**TEXT TO READ**
● ● ● ● ● ● ●
In the event we seek or are required to use a new manufacturer to fabricate or to assemble and test all or a portion of our chipset products, we may not be able to bring new manufacturers on-line rapidly enough, which could damage our relationships with our customers, decrease our sales and limit our growth.
We use a single wafer foundry to manufacture a substantial majority of our products and to a lesser extent two other foundries including NXP. We only recently began working with NXP as a result of our acquisition of certain assets of the DTV business from Trident Microsystems. We use a single source to assemble and test substantially all of our products. This exposes us to a substantial risk of delay, increased costs and customer dissatisfaction in the event our third-party manufacturers are unable to provide us with our chipset requirements. Particularly during times when semiconductor capacity is limited, we may seek to, and in the event that our current foundry were to stop producing wafers for us altogether, we would be required to, qualify one or more additional wafer foundries to meet our requirements, which would be time consuming and costly. In order to bring any new foundries on-line, our customers and we would need to qualify their facilities, which process could take as long as several months. Once qualified, each new foundry would then require an additional number of months to actually begin producing chipsets to meet our needs, by which time our perceived need for additional capacity may have passed, or the opportunities we previously identified may have been lost to our competitors. Similarly, qualifying a new provider of assembly, packaging and testing services would be a lengthy and costly process and, in both cases, they could prove to be less reliable than our existing manufacturers, which could result in increased costs and expenses as well as delays in deliveries of our products to our customers.
● ● ● ● ● ● ●
**RECORD LIST**
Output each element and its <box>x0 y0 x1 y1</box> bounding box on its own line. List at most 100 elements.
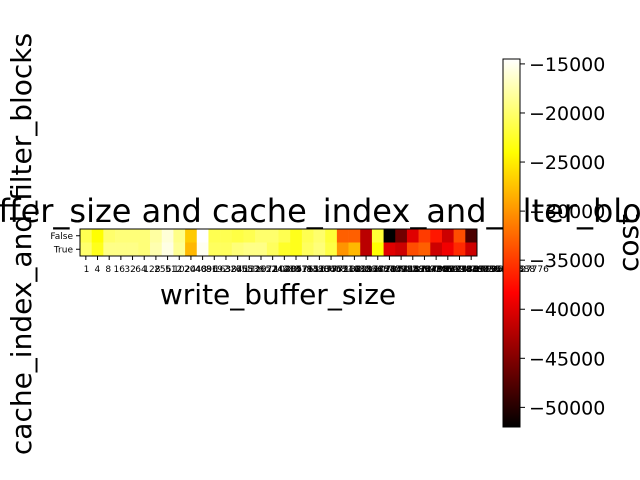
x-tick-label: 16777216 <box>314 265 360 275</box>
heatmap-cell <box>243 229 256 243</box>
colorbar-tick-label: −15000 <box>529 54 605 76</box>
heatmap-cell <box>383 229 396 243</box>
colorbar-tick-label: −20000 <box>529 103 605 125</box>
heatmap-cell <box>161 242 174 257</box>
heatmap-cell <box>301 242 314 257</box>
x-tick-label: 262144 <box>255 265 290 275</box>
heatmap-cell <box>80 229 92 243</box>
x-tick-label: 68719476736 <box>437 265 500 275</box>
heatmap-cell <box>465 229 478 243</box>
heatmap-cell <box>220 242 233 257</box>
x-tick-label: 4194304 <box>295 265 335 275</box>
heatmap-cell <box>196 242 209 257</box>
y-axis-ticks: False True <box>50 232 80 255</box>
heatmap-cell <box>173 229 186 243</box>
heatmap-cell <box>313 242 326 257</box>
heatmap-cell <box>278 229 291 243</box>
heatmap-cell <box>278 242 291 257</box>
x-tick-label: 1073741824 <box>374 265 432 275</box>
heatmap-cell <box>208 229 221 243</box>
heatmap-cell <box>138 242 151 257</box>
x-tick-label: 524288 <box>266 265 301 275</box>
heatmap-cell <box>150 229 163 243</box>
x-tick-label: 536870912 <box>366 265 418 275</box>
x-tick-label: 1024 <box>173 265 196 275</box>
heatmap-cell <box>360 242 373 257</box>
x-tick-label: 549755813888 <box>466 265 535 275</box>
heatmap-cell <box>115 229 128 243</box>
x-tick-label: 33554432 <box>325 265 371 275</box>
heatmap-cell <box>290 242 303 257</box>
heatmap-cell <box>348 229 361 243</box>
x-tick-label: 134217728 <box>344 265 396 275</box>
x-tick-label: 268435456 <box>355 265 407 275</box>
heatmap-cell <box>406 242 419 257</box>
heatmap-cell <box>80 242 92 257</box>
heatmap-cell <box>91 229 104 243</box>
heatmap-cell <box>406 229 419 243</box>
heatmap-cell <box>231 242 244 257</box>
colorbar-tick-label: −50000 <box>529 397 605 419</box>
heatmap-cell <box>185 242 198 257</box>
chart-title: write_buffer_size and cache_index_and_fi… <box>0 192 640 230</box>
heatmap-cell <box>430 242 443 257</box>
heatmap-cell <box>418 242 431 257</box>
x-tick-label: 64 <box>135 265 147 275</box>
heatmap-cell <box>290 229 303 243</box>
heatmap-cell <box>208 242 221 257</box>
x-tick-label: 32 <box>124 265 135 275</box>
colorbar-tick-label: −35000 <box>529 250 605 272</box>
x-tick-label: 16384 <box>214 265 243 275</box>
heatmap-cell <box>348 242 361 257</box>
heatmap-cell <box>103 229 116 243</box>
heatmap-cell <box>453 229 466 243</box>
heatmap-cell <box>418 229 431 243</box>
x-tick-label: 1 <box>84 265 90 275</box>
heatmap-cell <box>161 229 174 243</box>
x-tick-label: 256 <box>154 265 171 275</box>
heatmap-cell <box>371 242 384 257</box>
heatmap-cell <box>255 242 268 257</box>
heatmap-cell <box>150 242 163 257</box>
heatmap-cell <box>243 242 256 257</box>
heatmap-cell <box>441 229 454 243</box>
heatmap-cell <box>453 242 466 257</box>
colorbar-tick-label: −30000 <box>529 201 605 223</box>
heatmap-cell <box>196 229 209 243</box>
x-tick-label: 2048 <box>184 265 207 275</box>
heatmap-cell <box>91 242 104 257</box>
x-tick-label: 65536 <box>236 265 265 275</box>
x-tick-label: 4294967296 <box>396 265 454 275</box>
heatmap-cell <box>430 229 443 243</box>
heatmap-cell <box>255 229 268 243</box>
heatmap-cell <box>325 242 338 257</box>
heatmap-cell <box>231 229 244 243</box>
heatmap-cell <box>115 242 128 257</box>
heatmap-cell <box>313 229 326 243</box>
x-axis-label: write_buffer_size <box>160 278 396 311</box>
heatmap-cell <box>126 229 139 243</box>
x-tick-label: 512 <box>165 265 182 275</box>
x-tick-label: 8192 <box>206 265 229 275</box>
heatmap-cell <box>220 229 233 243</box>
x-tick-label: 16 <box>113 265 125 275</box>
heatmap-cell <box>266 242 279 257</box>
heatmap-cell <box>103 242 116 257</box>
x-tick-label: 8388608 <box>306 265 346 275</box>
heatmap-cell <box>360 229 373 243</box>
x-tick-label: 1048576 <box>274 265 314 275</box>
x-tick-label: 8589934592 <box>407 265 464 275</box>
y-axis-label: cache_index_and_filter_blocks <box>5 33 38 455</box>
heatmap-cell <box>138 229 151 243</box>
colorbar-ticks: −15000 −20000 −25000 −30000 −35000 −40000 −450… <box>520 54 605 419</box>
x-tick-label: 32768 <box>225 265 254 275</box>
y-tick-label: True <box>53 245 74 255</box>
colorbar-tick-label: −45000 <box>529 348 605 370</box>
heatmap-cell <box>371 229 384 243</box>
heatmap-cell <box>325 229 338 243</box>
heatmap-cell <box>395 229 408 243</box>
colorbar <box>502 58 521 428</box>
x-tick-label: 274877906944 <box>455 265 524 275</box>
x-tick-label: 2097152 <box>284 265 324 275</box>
● ● ● ● ● ● ●
**WHAT IS EXPECTED**
Could you write out again the part of the passage on chipset manufacturing risks that opens with the words containing "In the event we" and closes with "limit our growth.", swapping "growth" for "expansion"?

**EXPECTED OUTPUT**
In the event we seek or are required to use a new manufacturer to fabricate or to assemble and test all or a portion of our chipset products, we may not be able to bring new manufacturers on-line rapidly enough, which could damage our relationships with our customers, decrease our sales and limit our expansion.